Do not include the pictures; repeat the rest of the data exactly.

====

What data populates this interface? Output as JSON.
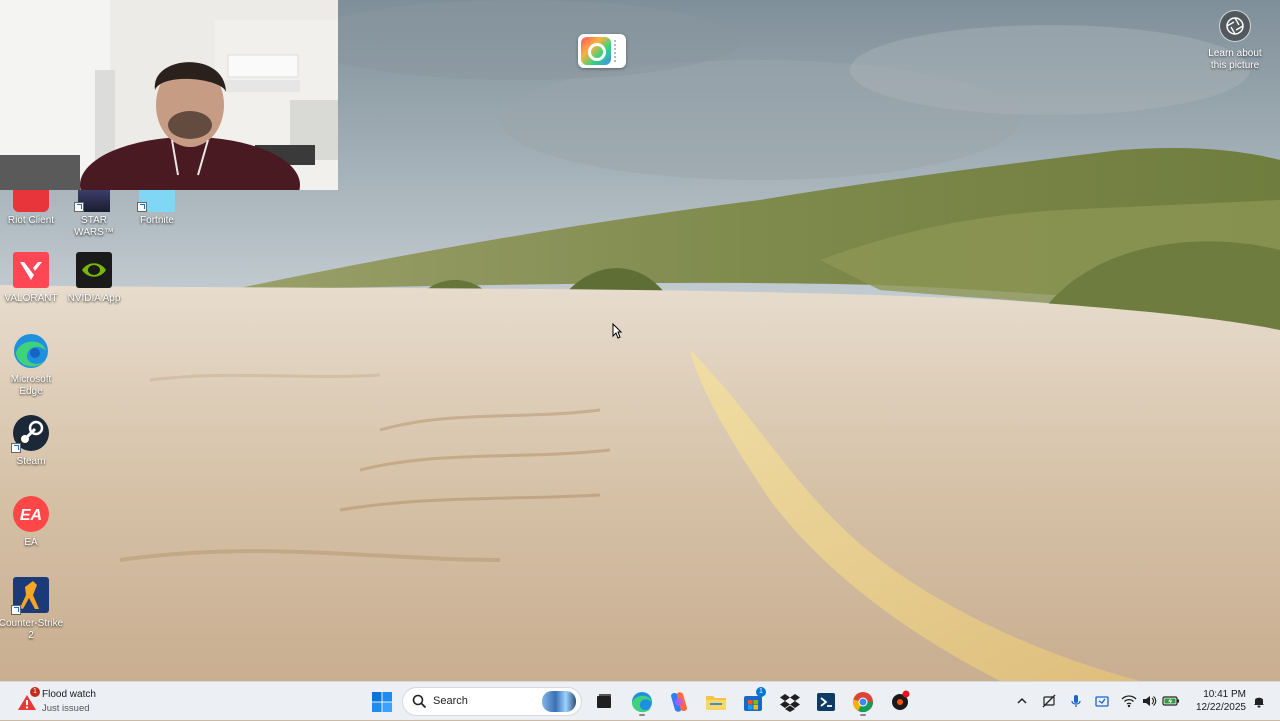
{
  "desktop": {
    "learn_label_line1": "Learn about",
    "learn_label_line2": "this picture",
    "icons": [
      {
        "label": "Riot Client",
        "icon": "riot-client-icon"
      },
      {
        "label": "STAR WARS™ Battlefront...",
        "icon": "star-wars-battlefront-icon"
      },
      {
        "label": "Fortnite",
        "icon": "fortnite-icon"
      },
      {
        "label": "VALORANT",
        "icon": "valorant-icon"
      },
      {
        "label": "NVIDIA App",
        "icon": "nvidia-app-icon"
      },
      {
        "label": "Microsoft Edge",
        "icon": "edge-icon"
      },
      {
        "label": "Steam",
        "icon": "steam-icon"
      },
      {
        "label": "EA",
        "icon": "ea-icon"
      },
      {
        "label": "Counter-Strike 2",
        "icon": "counter-strike-icon"
      }
    ]
  },
  "taskbar": {
    "weather_title": "Flood watch",
    "weather_sub": "Just issued",
    "weather_badge": "1",
    "search_placeholder": "Search",
    "store_badge": "1",
    "pinned": [
      "start",
      "search",
      "task-view",
      "edge",
      "copilot",
      "file-explorer",
      "microsoft-store",
      "dropbox",
      "visual-studio",
      "chrome",
      "steelseries"
    ],
    "tray": [
      "chevron-up",
      "network-off",
      "microphone",
      "tray-app",
      "wifi",
      "volume",
      "battery"
    ],
    "time": "10:41 PM",
    "date": "12/22/2025"
  },
  "colors": {
    "taskbar_bg": "#eceff3",
    "accent_blue": "#0078d4",
    "badge_red": "#c42b1c"
  }
}
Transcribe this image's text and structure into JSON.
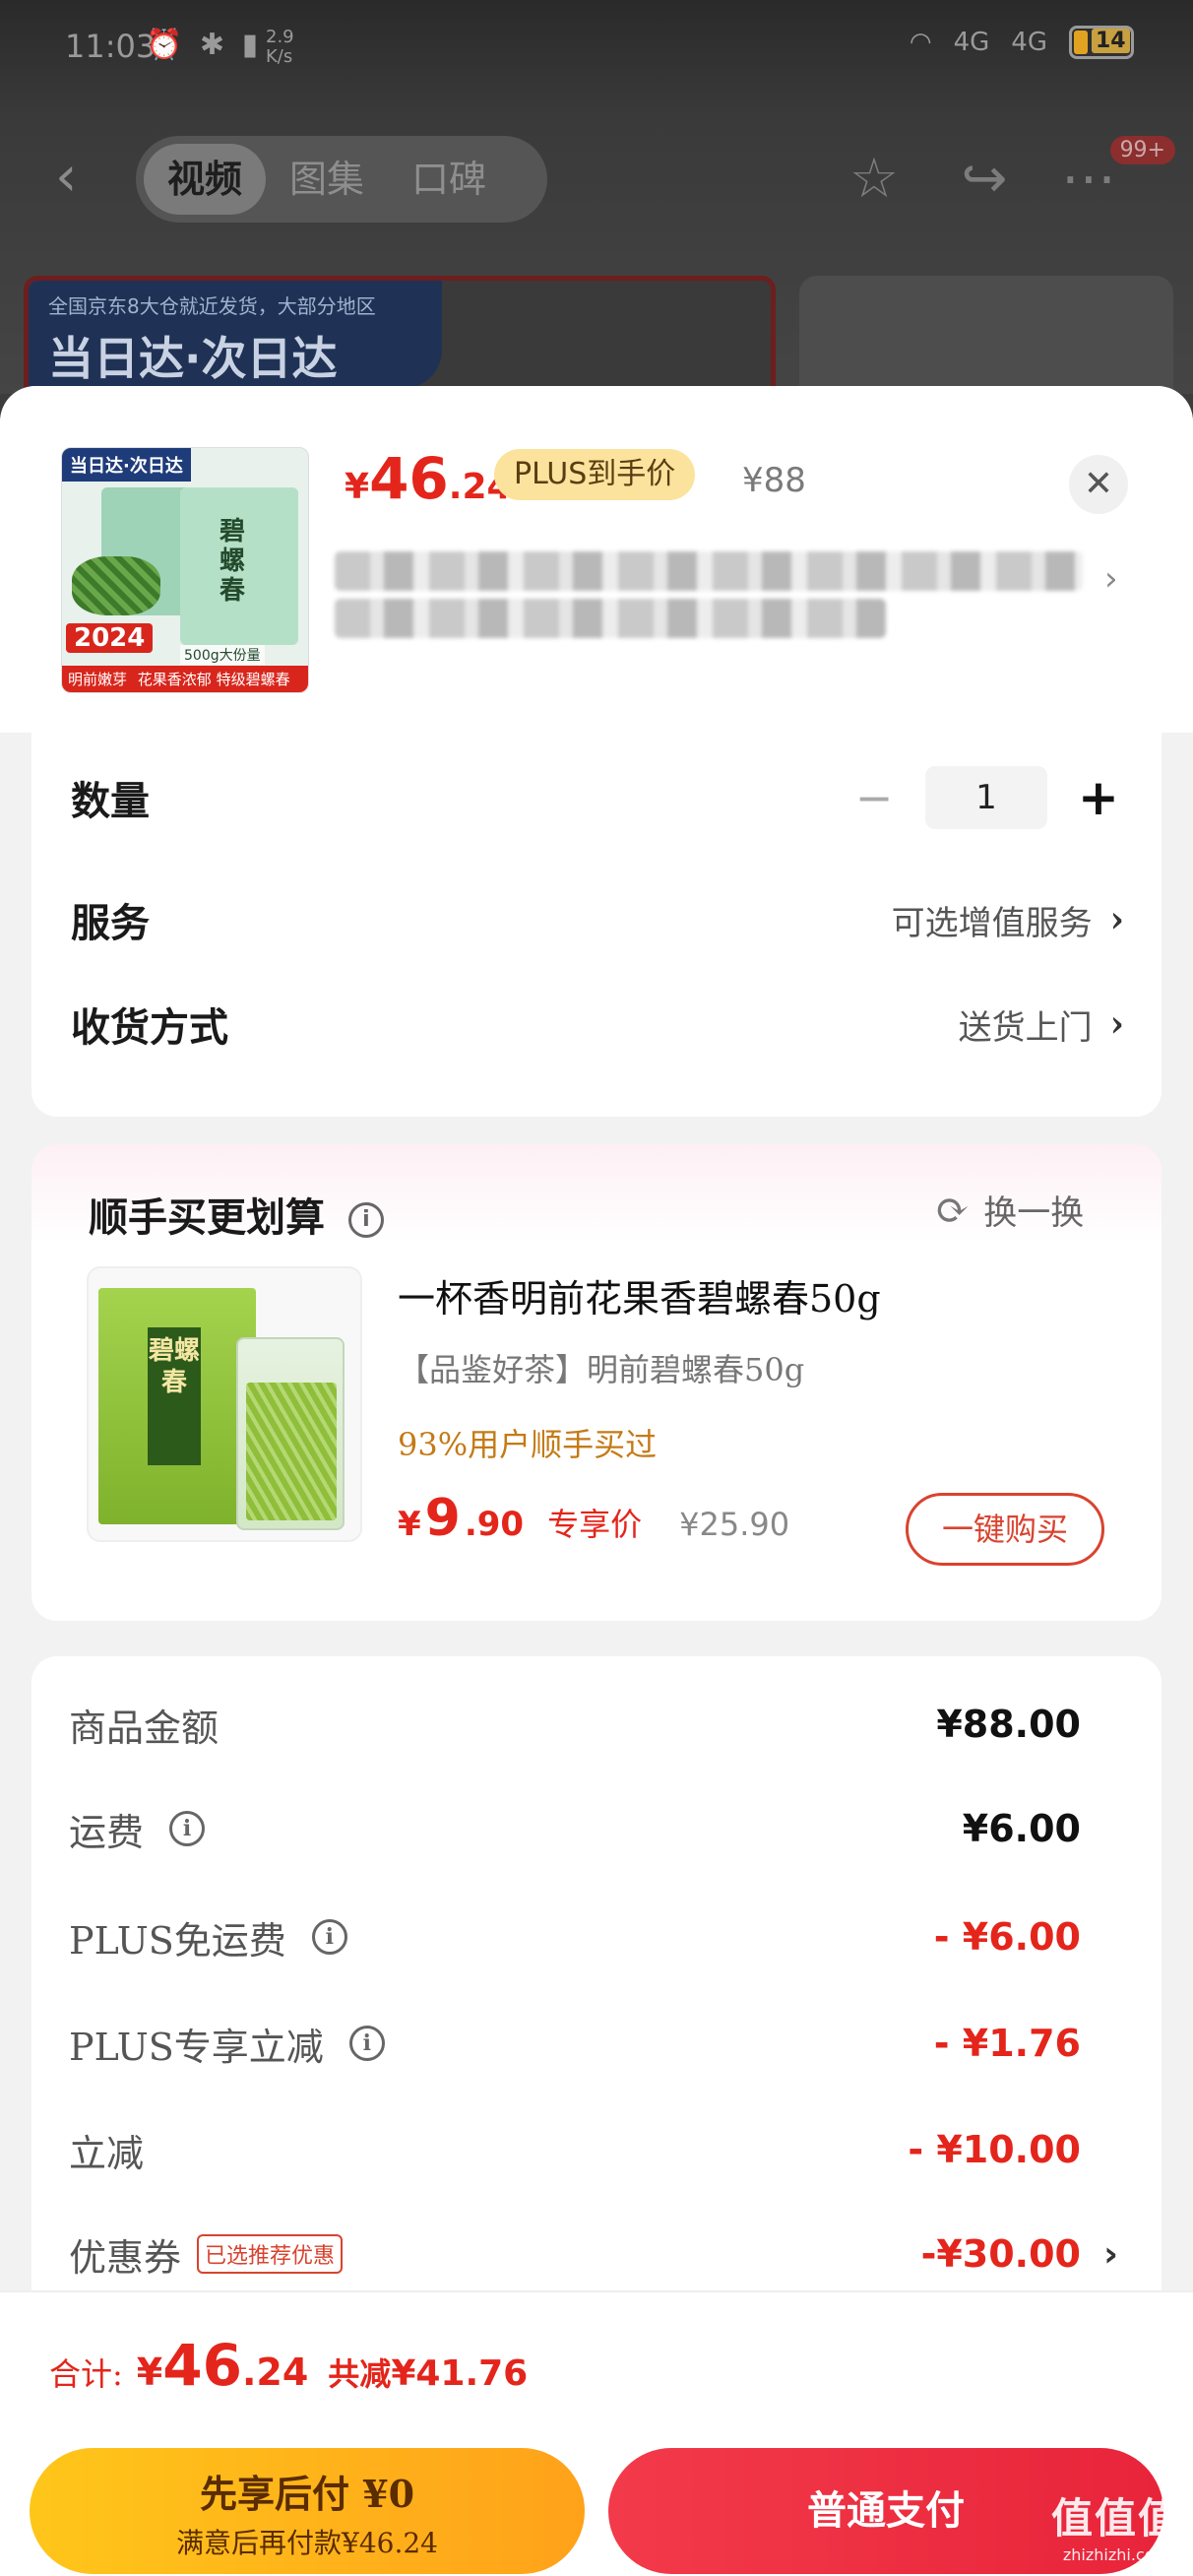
{
  "status_bar": {
    "time": "11:03",
    "net_speed": "2.9\nK/s",
    "left_icons": "⏰ ✱ ▮",
    "signal_label_1": "4G",
    "signal_label_2": "4G",
    "battery": "14"
  },
  "nav": {
    "tabs": [
      {
        "label": "视频",
        "active": true
      },
      {
        "label": "图集",
        "active": false
      },
      {
        "label": "口碑",
        "active": false
      }
    ],
    "badge": "99+"
  },
  "promo": {
    "sub": "全国京东8大仓就近发货，大部分地区",
    "main": "当日达·次日达"
  },
  "product": {
    "thumb_tag": "当日达·次日达",
    "thumb_name": "碧螺春",
    "thumb_year": "2024",
    "thumb_year_sub": "明前嫩芽",
    "thumb_size": "500g大份量",
    "thumb_bottom": "花果香浓郁 特级碧螺春",
    "price_yen": "¥",
    "price_int": "46",
    "price_dec": ".24",
    "plus_tag": "PLUS到手价",
    "orig_price": "¥88",
    "close": "✕"
  },
  "options": {
    "quantity_label": "数量",
    "quantity_value": "1",
    "minus": "−",
    "plus": "+",
    "service_label": "服务",
    "service_value": "可选增值服务",
    "delivery_label": "收货方式",
    "delivery_value": "送货上门"
  },
  "bundle": {
    "title": "顺手买更划算",
    "refresh": "换一换",
    "box_label": "碧螺春",
    "name": "一杯香明前花果香碧螺春50g",
    "desc": "【品鉴好茶】明前碧螺春50g",
    "social": "93%用户顺手买过",
    "price_yen": "¥",
    "price_int": "9",
    "price_dec": ".90",
    "price_tag": "专享价",
    "orig_price": "¥25.90",
    "buy": "一键购买"
  },
  "costs": {
    "rows": [
      {
        "label": "商品金额",
        "value": "¥88.00",
        "info": false
      },
      {
        "label": "运费",
        "value": "¥6.00",
        "info": true
      },
      {
        "label": "PLUS免运费",
        "value": "- ¥6.00",
        "info": true
      },
      {
        "label": "PLUS专享立减",
        "value": "- ¥1.76",
        "info": true
      },
      {
        "label": "立减",
        "value": "- ¥10.00",
        "info": false
      },
      {
        "label": "优惠券",
        "value": "-¥30.00",
        "info": false
      }
    ],
    "coupon_tag": "已选推荐优惠"
  },
  "total": {
    "label": "合计:",
    "yen": "¥",
    "int": "46",
    "dec": ".24",
    "save_label": "共减",
    "save": "¥41.76"
  },
  "actions": {
    "later_main": "先享后付 ¥0",
    "later_sub": "满意后再付款¥46.24",
    "pay": "普通支付"
  },
  "watermark": {
    "main": "值值值",
    "sub": "zhizhizhi.com"
  },
  "colors": {
    "accent_red": "#e4251b",
    "plus_gold": "#fbe39e",
    "pay_red": "#e8243a",
    "later_yellow": "#ffb41a"
  }
}
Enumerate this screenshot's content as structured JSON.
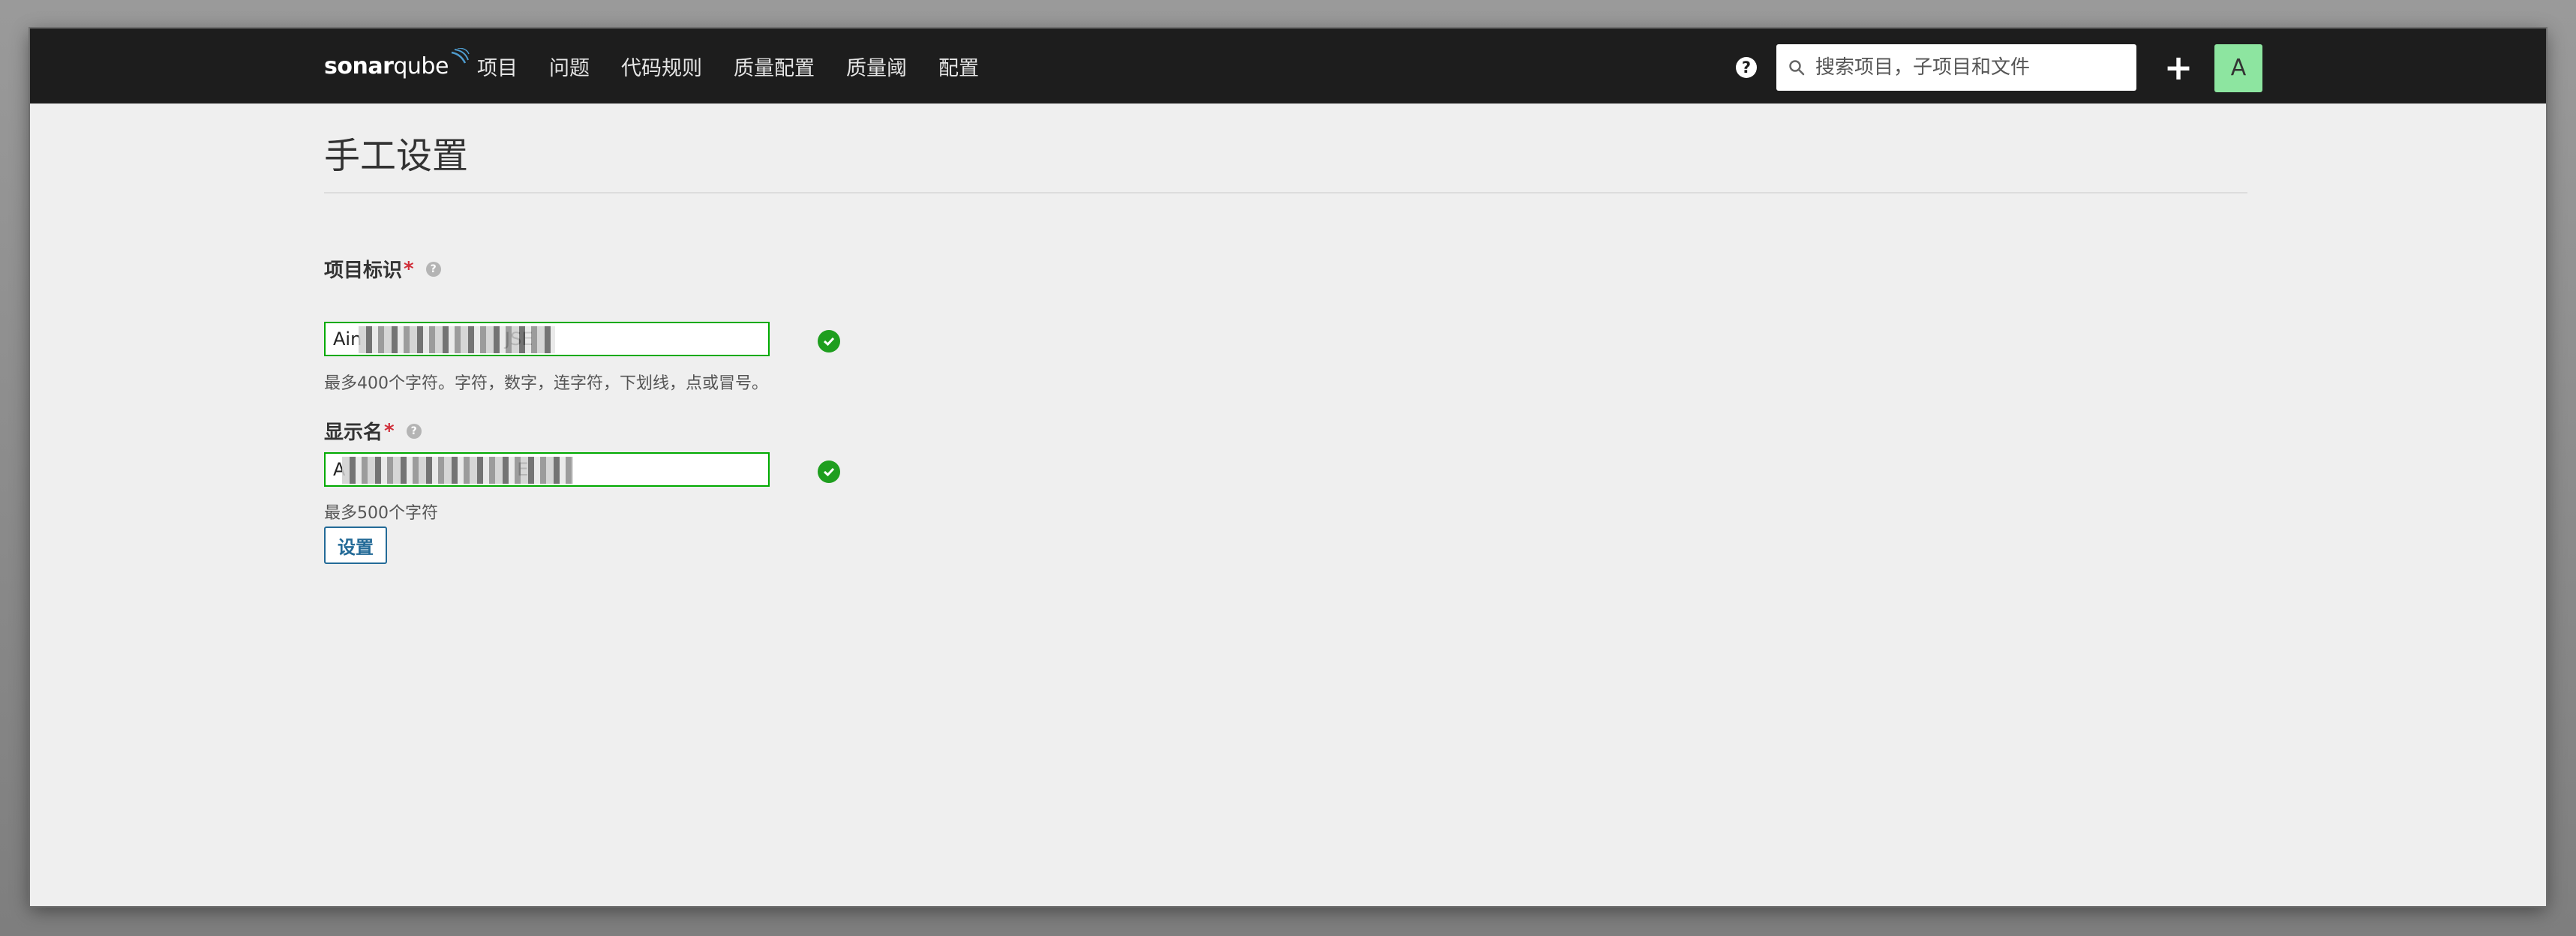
{
  "header": {
    "logo_text_1": "sonar",
    "logo_text_2": "qube",
    "nav": [
      "项目",
      "问题",
      "代码规则",
      "质量配置",
      "质量阈",
      "配置"
    ],
    "help_icon": "?",
    "search_placeholder": "搜索项目，子项目和文件",
    "add_icon": "+",
    "avatar_letter": "A"
  },
  "page": {
    "title": "手工设置",
    "project_key": {
      "label": "项目标识",
      "required_mark": "*",
      "help_icon": "?",
      "value": "Ain                         JSE",
      "hint": "最多400个字符。字符，数字，连字符，下划线，点或冒号。"
    },
    "display_name": {
      "label": "显示名",
      "required_mark": "*",
      "help_icon": "?",
      "value": "A                              E",
      "hint": "最多500个字符"
    },
    "submit_label": "设置"
  },
  "colors": {
    "topbar": "#1d1d1d",
    "valid_border": "#00aa00",
    "check_icon": "#1e9e1e",
    "button_border": "#236a97",
    "avatar_bg": "#8de5a0",
    "required": "#d02f3a"
  }
}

====

§ **Output of the task**:
What data populates this interface? Output as JSON.
{
  "desktop": {
    "learn_label_line1": "Learn about",
    "learn_label_line2": "this picture",
    "icons": [
      {
        "label": "Riot Client",
        "icon": "riot-client-icon"
      },
      {
        "label": "STAR WARS™ Battlefront...",
        "icon": "star-wars-battlefront-icon"
      },
      {
        "label": "Fortnite",
        "icon": "fortnite-icon"
      },
      {
        "label": "VALORANT",
        "icon": "valorant-icon"
      },
      {
        "label": "NVIDIA App",
        "icon": "nvidia-app-icon"
      },
      {
        "label": "Microsoft Edge",
        "icon": "edge-icon"
      },
      {
        "label": "Steam",
        "icon": "steam-icon"
      },
      {
        "label": "EA",
        "icon": "ea-icon"
      },
      {
        "label": "Counter-Strike 2",
        "icon": "counter-strike-icon"
      }
    ]
  },
  "taskbar": {
    "weather_title": "Flood watch",
    "weather_sub": "Just issued",
    "weather_badge": "1",
    "search_placeholder": "Search",
    "store_badge": "1",
    "pinned": [
      "start",
      "search",
      "task-view",
      "edge",
      "copilot",
      "file-explorer",
      "microsoft-store",
      "dropbox",
      "visual-studio",
      "chrome",
      "steelseries"
    ],
    "tray": [
      "chevron-up",
      "network-off",
      "microphone",
      "tray-app",
      "wifi",
      "volume",
      "battery"
    ],
    "time": "10:41 PM",
    "date": "12/22/2025"
  },
  "colors": {
    "taskbar_bg": "#eceff3",
    "accent_blue": "#0078d4",
    "badge_red": "#c42b1c"
  }
}
Transcribe this image's text and structure into JSON.
{
  "status_bar": {
    "time": "11:03",
    "net_speed": "2.9\nK/s",
    "left_icons": "⏰ ✱ ▮",
    "signal_label_1": "4G",
    "signal_label_2": "4G",
    "battery": "14"
  },
  "nav": {
    "tabs": [
      {
        "label": "视频",
        "active": true
      },
      {
        "label": "图集",
        "active": false
      },
      {
        "label": "口碑",
        "active": false
      }
    ],
    "badge": "99+"
  },
  "promo": {
    "sub": "全国京东8大仓就近发货，大部分地区",
    "main": "当日达·次日达"
  },
  "product": {
    "thumb_tag": "当日达·次日达",
    "thumb_name": "碧螺春",
    "thumb_year": "2024",
    "thumb_year_sub": "明前嫩芽",
    "thumb_size": "500g大份量",
    "thumb_bottom": "花果香浓郁 特级碧螺春",
    "price_yen": "¥",
    "price_int": "46",
    "price_dec": ".24",
    "plus_tag": "PLUS到手价",
    "orig_price": "¥88",
    "close": "✕"
  },
  "options": {
    "quantity_label": "数量",
    "quantity_value": "1",
    "minus": "−",
    "plus": "+",
    "service_label": "服务",
    "service_value": "可选增值服务",
    "delivery_label": "收货方式",
    "delivery_value": "送货上门"
  },
  "bundle": {
    "title": "顺手买更划算",
    "refresh": "换一换",
    "box_label": "碧螺春",
    "name": "一杯香明前花果香碧螺春50g",
    "desc": "【品鉴好茶】明前碧螺春50g",
    "social": "93%用户顺手买过",
    "price_yen": "¥",
    "price_int": "9",
    "price_dec": ".90",
    "price_tag": "专享价",
    "orig_price": "¥25.90",
    "buy": "一键购买"
  },
  "costs": {
    "rows": [
      {
        "label": "商品金额",
        "value": "¥88.00",
        "info": false
      },
      {
        "label": "运费",
        "value": "¥6.00",
        "info": true
      },
      {
        "label": "PLUS免运费",
        "value": "- ¥6.00",
        "info": true
      },
      {
        "label": "PLUS专享立减",
        "value": "- ¥1.76",
        "info": true
      },
      {
        "label": "立减",
        "value": "- ¥10.00",
        "info": false
      },
      {
        "label": "优惠券",
        "value": "-¥30.00",
        "info": false
      }
    ],
    "coupon_tag": "已选推荐优惠"
  },
  "total": {
    "label": "合计:",
    "yen": "¥",
    "int": "46",
    "dec": ".24",
    "save_label": "共减",
    "save": "¥41.76"
  },
  "actions": {
    "later_main": "先享后付 ¥0",
    "later_sub": "满意后再付款¥46.24",
    "pay": "普通支付"
  },
  "watermark": {
    "main": "值值值",
    "sub": "zhizhizhi.com"
  },
  "colors": {
    "accent_red": "#e4251b",
    "plus_gold": "#fbe39e",
    "pay_red": "#e8243a",
    "later_yellow": "#ffb41a"
  }
}
Enumerate this screenshot's content as structured JSON.
{
  "header": {
    "logo_text_1": "sonar",
    "logo_text_2": "qube",
    "nav": [
      "项目",
      "问题",
      "代码规则",
      "质量配置",
      "质量阈",
      "配置"
    ],
    "help_icon": "?",
    "search_placeholder": "搜索项目，子项目和文件",
    "add_icon": "+",
    "avatar_letter": "A"
  },
  "page": {
    "title": "手工设置",
    "project_key": {
      "label": "项目标识",
      "required_mark": "*",
      "help_icon": "?",
      "value": "Ain                         JSE",
      "hint": "最多400个字符。字符，数字，连字符，下划线，点或冒号。"
    },
    "display_name": {
      "label": "显示名",
      "required_mark": "*",
      "help_icon": "?",
      "value": "A                              E",
      "hint": "最多500个字符"
    },
    "submit_label": "设置"
  },
  "colors": {
    "topbar": "#1d1d1d",
    "valid_border": "#00aa00",
    "check_icon": "#1e9e1e",
    "button_border": "#236a97",
    "avatar_bg": "#8de5a0",
    "required": "#d02f3a"
  }
}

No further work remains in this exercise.